:: Task description ::
Count how many lines below include the string "screenshot", and give that number without anything else.

:: Information given ::
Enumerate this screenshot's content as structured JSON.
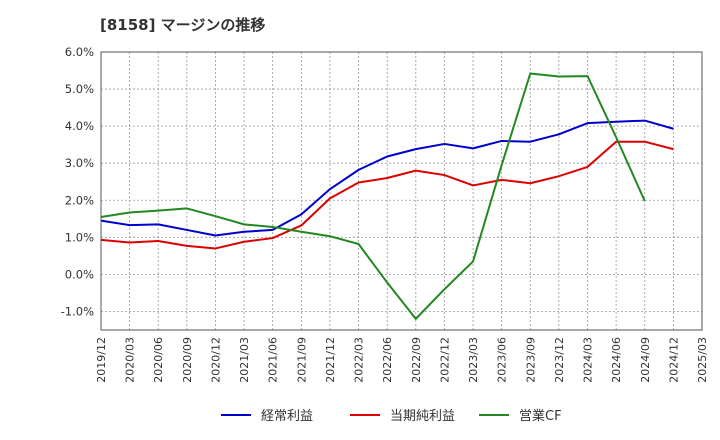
{
  "chart_data": {
    "type": "line",
    "title": "[8158]  マージンの推移",
    "xlabel": "",
    "ylabel": "",
    "ylim": [
      -1.5,
      6.0
    ],
    "yticks": [
      -1.0,
      0.0,
      1.0,
      2.0,
      3.0,
      4.0,
      5.0,
      6.0
    ],
    "ytick_labels": [
      "-1.0%",
      "0.0%",
      "1.0%",
      "2.0%",
      "3.0%",
      "4.0%",
      "5.0%",
      "6.0%"
    ],
    "x": [
      "2019/12",
      "2020/03",
      "2020/06",
      "2020/09",
      "2020/12",
      "2021/03",
      "2021/06",
      "2021/09",
      "2021/12",
      "2022/03",
      "2022/06",
      "2022/09",
      "2022/12",
      "2023/03",
      "2023/06",
      "2023/09",
      "2023/12",
      "2024/03",
      "2024/06",
      "2024/09",
      "2024/12",
      "2025/03"
    ],
    "grid": true,
    "legend_position": "bottom",
    "series": [
      {
        "name": "経常利益",
        "color": "#0000cc",
        "values": [
          1.45,
          1.33,
          1.35,
          1.2,
          1.05,
          1.15,
          1.2,
          1.62,
          2.3,
          2.82,
          3.18,
          3.38,
          3.52,
          3.4,
          3.6,
          3.58,
          3.78,
          4.08,
          4.12,
          4.15,
          3.93,
          null
        ]
      },
      {
        "name": "当期純利益",
        "color": "#dd0000",
        "values": [
          0.93,
          0.86,
          0.9,
          0.77,
          0.7,
          0.88,
          0.98,
          1.32,
          2.05,
          2.48,
          2.6,
          2.8,
          2.68,
          2.4,
          2.55,
          2.46,
          2.65,
          2.9,
          3.58,
          3.58,
          3.38,
          null
        ]
      },
      {
        "name": "営業CF",
        "color": "#228822",
        "values": [
          1.55,
          1.67,
          1.72,
          1.78,
          1.57,
          1.35,
          1.28,
          1.15,
          1.03,
          0.82,
          -0.22,
          -1.2,
          -0.4,
          0.35,
          2.95,
          5.42,
          5.34,
          5.35,
          3.7,
          1.98,
          null,
          null
        ]
      }
    ]
  }
}
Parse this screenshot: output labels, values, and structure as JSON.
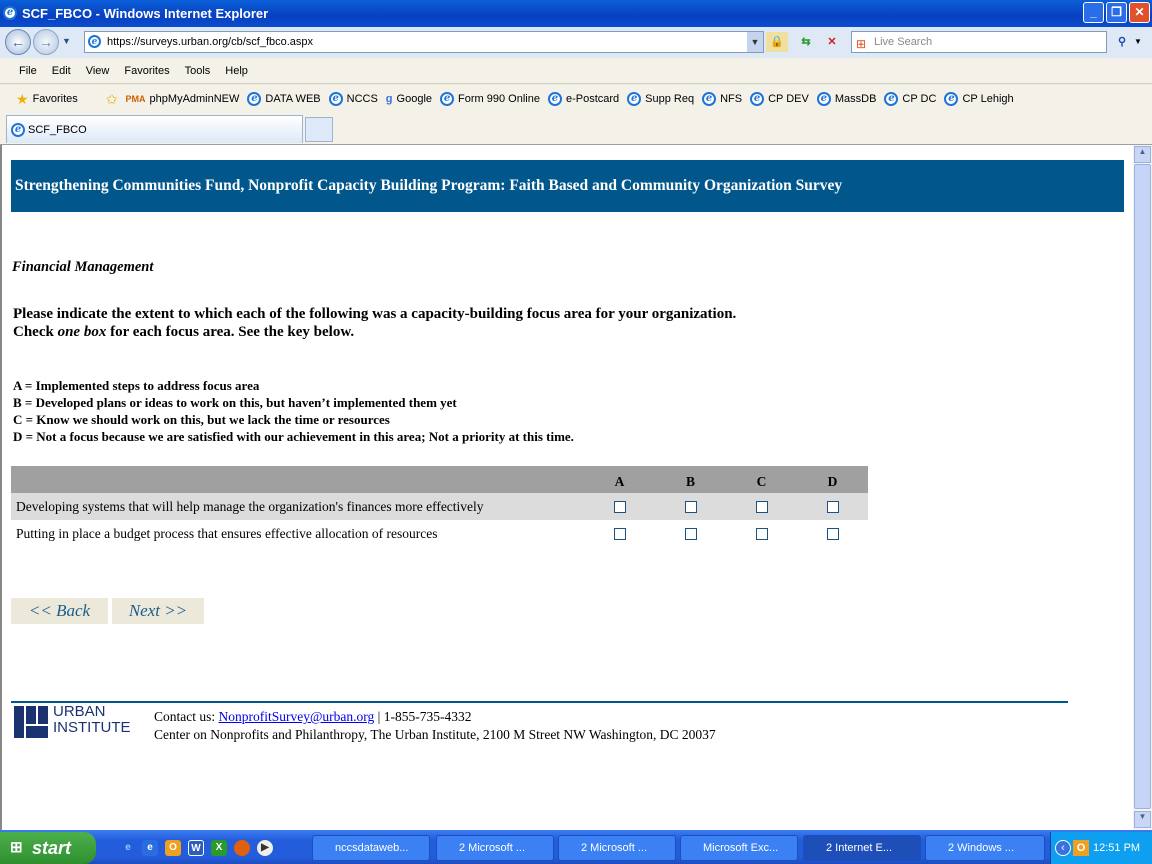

:: Final result ::
2